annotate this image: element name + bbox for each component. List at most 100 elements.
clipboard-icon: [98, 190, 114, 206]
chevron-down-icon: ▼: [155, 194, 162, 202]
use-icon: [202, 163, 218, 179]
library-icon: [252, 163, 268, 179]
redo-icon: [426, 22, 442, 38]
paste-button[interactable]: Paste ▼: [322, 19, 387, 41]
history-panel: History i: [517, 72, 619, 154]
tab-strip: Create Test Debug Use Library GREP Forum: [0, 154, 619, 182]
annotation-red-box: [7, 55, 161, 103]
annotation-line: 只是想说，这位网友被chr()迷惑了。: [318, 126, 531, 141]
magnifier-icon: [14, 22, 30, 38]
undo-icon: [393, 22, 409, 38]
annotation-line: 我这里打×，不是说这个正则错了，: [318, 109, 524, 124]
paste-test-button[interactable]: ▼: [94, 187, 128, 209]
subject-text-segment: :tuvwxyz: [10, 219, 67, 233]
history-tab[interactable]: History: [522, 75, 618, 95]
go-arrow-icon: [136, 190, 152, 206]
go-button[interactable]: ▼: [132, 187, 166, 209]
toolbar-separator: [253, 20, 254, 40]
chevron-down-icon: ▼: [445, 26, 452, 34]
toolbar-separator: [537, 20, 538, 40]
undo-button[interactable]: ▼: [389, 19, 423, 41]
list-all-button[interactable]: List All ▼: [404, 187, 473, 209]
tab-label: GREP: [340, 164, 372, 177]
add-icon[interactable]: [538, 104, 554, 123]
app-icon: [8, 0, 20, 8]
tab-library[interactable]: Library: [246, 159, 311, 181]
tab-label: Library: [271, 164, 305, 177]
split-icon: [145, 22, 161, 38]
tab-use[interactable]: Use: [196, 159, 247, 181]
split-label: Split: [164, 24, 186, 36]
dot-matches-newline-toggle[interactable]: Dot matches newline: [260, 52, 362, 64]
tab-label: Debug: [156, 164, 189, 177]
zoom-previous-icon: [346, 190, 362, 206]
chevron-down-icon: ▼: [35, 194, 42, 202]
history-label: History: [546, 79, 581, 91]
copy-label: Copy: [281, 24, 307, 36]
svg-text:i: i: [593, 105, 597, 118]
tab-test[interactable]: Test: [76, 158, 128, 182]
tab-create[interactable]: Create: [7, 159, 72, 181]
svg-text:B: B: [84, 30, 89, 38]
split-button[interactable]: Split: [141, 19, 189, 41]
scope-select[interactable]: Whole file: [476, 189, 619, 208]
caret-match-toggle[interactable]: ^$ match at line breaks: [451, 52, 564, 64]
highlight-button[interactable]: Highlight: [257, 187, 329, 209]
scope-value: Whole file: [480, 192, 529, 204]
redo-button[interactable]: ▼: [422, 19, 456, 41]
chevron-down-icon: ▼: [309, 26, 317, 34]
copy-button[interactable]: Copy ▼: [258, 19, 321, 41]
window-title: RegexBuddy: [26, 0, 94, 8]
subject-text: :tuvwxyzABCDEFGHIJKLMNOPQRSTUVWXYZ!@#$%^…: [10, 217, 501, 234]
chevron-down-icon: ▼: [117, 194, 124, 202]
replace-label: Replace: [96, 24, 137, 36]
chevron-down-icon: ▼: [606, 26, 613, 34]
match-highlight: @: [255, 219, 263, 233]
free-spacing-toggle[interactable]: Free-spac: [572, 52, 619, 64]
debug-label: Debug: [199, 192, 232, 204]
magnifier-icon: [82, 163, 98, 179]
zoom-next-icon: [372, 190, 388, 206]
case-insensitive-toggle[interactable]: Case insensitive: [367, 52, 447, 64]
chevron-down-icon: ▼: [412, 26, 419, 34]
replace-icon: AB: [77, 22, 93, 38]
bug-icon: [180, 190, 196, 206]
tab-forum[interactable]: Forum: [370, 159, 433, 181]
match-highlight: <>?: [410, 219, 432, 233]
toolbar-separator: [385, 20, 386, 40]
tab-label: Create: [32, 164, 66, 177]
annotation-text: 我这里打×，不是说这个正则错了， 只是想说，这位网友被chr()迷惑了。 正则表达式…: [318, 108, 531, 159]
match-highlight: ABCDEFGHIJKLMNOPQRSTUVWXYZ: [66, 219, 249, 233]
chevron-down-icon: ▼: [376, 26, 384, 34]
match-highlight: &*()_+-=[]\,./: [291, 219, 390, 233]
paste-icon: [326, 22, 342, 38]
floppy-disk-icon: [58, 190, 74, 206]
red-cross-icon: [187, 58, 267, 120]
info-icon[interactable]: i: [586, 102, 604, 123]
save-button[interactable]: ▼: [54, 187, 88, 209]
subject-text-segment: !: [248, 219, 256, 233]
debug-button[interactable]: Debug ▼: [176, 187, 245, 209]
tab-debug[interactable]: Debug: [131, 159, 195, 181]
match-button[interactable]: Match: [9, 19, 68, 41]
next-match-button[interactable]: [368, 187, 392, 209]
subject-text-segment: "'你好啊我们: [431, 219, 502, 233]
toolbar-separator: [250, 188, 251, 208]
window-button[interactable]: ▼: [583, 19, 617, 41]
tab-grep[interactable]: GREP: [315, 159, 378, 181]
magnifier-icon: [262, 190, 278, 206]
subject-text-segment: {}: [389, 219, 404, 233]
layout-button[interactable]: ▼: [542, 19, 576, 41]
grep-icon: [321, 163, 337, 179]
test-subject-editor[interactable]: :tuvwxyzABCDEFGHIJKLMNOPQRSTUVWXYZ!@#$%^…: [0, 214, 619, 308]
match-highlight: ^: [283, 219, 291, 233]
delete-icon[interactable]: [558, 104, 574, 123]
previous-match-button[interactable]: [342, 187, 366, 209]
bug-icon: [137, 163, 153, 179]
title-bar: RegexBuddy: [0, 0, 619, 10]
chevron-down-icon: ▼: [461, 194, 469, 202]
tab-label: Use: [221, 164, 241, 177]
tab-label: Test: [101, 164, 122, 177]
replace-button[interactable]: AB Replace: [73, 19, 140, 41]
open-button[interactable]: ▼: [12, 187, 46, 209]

——

§ To do
Output the lines from the first one through the line containing "annotation-line: 我这里打×，不是说这个正则错了，: [318, 109, 524, 124]", inclusive, as a JSON list of strings with one string per line and no blank lines.

§ Task result
[
  "annotate this image: element name + bbox for each component. List at most 100 elements.",
  "clipboard-icon: [98, 190, 114, 206]",
  "chevron-down-icon: ▼: [155, 194, 162, 202]",
  "use-icon: [202, 163, 218, 179]",
  "library-icon: [252, 163, 268, 179]",
  "redo-icon: [426, 22, 442, 38]",
  "paste-button[interactable]: Paste ▼: [322, 19, 387, 41]",
  "history-panel: History i: [517, 72, 619, 154]",
  "tab-strip: Create Test Debug Use Library GREP Forum: [0, 154, 619, 182]",
  "annotation-red-box: [7, 55, 161, 103]",
  "annotation-line: 只是想说，这位网友被chr()迷惑了。: [318, 126, 531, 141]",
  "magnifier-icon: [14, 22, 30, 38]",
  "undo-icon: [393, 22, 409, 38]",
  "annotation-line: 我这里打×，不是说这个正则错了，: [318, 109, 524, 124]"
]